Starting at the beginning of the material and ending at the line containing "line-point [1231, 956, 1238, 963]", can you swap "menu-chevron" for "menu-arrow" everywhere it occurs and give those lines back with everything else unchanged?
**** STORED DATA
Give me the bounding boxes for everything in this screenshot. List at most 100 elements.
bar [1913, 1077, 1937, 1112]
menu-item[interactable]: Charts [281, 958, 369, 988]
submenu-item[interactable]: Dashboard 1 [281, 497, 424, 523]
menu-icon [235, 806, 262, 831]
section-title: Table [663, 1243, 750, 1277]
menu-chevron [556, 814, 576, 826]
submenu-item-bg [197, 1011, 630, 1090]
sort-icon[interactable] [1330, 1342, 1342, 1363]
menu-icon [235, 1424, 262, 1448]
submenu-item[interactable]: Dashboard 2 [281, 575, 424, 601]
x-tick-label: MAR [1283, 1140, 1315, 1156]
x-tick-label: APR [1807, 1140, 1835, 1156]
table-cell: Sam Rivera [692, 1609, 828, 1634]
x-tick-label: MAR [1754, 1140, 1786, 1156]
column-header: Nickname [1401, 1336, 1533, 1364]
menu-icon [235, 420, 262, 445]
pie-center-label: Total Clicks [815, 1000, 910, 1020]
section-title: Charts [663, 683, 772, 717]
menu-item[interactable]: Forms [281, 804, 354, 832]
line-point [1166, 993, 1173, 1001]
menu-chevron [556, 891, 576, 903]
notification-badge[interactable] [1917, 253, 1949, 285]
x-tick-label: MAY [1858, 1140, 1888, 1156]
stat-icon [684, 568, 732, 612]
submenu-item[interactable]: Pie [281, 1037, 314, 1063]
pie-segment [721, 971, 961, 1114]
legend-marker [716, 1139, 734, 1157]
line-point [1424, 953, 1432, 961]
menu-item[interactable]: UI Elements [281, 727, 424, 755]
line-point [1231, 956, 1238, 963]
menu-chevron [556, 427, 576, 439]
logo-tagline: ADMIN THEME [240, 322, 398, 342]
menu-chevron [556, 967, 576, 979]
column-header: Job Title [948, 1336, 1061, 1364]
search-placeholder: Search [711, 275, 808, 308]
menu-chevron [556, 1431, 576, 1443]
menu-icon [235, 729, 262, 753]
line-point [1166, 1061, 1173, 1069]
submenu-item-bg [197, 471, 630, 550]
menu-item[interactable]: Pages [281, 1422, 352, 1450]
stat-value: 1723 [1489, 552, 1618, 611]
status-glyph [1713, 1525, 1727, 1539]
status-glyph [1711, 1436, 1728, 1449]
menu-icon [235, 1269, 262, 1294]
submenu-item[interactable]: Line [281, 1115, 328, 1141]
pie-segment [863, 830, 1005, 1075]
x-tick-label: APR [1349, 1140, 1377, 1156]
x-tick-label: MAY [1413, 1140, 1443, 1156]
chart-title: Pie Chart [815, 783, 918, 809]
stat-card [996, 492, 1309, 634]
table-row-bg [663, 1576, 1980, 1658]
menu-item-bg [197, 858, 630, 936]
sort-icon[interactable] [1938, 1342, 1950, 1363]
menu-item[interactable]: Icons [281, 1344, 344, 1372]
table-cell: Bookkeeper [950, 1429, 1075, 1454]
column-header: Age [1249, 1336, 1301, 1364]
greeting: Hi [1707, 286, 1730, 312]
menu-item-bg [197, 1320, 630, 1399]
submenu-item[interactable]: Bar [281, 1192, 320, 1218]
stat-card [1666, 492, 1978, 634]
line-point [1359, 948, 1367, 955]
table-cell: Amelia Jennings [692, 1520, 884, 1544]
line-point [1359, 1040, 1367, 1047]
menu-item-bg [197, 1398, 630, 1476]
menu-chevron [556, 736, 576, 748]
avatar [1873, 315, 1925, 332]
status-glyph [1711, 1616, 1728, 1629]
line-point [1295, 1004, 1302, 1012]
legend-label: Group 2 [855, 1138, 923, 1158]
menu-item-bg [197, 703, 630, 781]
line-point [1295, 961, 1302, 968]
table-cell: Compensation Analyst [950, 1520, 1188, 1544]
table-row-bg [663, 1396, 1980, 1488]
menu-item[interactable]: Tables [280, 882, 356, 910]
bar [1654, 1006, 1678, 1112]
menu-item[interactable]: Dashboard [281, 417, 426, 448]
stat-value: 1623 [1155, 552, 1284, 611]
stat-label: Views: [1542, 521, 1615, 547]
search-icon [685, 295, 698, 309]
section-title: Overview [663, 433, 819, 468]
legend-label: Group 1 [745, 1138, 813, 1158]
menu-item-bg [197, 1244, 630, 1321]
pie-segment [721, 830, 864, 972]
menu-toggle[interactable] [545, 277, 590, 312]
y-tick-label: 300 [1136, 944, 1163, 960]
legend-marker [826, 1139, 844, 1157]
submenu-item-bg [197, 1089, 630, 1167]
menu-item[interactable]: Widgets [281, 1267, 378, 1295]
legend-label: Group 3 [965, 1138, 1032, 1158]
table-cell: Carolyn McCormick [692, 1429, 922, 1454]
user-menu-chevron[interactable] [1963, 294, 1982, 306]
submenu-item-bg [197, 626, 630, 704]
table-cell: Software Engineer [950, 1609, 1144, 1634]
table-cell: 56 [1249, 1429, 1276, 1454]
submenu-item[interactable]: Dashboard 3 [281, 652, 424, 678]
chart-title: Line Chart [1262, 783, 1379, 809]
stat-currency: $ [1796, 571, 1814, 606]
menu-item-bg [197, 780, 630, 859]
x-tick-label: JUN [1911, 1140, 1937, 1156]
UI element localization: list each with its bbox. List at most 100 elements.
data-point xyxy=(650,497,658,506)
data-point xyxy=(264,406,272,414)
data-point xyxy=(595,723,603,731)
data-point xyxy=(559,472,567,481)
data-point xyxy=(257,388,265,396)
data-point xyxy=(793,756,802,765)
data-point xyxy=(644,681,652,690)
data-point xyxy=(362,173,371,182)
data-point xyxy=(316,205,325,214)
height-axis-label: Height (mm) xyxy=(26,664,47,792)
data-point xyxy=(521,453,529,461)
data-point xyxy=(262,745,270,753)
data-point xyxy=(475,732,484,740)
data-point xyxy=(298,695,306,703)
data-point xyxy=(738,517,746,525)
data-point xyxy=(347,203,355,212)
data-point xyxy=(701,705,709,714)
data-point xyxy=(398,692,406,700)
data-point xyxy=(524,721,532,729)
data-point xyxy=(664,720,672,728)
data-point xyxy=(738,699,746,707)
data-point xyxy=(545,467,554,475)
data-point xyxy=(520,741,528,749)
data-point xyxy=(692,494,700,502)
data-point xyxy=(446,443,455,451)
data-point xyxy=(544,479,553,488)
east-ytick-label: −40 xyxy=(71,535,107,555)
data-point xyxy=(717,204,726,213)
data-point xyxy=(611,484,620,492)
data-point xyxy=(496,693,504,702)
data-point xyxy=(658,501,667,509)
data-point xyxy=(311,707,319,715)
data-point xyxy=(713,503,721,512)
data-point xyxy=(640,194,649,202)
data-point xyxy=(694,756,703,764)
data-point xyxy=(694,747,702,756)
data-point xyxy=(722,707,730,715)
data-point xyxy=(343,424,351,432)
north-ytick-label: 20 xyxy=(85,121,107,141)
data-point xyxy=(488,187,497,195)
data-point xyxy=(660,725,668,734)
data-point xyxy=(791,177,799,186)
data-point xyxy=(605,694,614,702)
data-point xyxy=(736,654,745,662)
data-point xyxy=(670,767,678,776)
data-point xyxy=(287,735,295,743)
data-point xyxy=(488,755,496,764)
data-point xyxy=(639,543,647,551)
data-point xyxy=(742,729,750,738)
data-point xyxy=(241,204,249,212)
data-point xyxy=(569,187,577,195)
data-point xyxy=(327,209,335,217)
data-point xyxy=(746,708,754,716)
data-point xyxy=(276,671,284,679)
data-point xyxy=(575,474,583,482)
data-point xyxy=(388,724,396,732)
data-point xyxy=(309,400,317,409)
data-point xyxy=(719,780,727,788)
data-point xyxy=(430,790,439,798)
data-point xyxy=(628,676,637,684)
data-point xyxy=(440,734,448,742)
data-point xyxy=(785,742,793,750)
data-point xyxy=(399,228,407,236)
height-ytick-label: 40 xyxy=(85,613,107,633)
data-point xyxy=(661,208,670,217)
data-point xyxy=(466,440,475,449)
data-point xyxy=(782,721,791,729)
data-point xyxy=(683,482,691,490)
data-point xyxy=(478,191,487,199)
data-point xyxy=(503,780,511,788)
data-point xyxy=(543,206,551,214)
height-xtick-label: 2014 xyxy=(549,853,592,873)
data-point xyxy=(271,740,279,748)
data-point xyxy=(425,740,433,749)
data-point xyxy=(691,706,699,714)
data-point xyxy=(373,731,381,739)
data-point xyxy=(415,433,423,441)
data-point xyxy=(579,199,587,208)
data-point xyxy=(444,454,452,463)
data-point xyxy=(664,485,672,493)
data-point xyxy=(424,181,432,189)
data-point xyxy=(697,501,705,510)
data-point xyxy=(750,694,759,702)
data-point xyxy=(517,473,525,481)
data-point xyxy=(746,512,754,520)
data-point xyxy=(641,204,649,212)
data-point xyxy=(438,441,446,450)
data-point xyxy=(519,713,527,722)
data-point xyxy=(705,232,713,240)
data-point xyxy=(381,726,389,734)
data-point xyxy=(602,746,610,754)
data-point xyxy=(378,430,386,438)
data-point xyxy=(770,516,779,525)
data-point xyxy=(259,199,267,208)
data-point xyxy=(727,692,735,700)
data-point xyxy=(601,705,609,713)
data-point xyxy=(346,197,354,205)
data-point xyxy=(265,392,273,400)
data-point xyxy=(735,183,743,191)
********
# ANSWER BELOW:
Give me the bounding boxes for everything in this screenshot. List at most 100 elements.
bar [1913, 1077, 1937, 1112]
menu-item[interactable]: Charts [281, 958, 369, 988]
submenu-item[interactable]: Dashboard 1 [281, 497, 424, 523]
menu-icon [235, 806, 262, 831]
section-title: Table [663, 1243, 750, 1277]
menu-arrow [556, 814, 576, 826]
submenu-item-bg [197, 1011, 630, 1090]
sort-icon[interactable] [1330, 1342, 1342, 1363]
menu-icon [235, 1424, 262, 1448]
submenu-item[interactable]: Dashboard 2 [281, 575, 424, 601]
x-tick-label: MAR [1283, 1140, 1315, 1156]
x-tick-label: APR [1807, 1140, 1835, 1156]
table-cell: Sam Rivera [692, 1609, 828, 1634]
x-tick-label: MAR [1754, 1140, 1786, 1156]
column-header: Nickname [1401, 1336, 1533, 1364]
menu-icon [235, 420, 262, 445]
pie-center-label: Total Clicks [815, 1000, 910, 1020]
section-title: Charts [663, 683, 772, 717]
menu-item[interactable]: Forms [281, 804, 354, 832]
line-point [1166, 993, 1173, 1001]
menu-arrow [556, 891, 576, 903]
notification-badge[interactable] [1917, 253, 1949, 285]
x-tick-label: MAY [1858, 1140, 1888, 1156]
stat-icon [684, 568, 732, 612]
submenu-item[interactable]: Pie [281, 1037, 314, 1063]
pie-segment [721, 971, 961, 1114]
legend-marker [716, 1139, 734, 1157]
line-point [1424, 953, 1432, 961]
menu-item[interactable]: UI Elements [281, 727, 424, 755]
line-point [1231, 956, 1238, 963]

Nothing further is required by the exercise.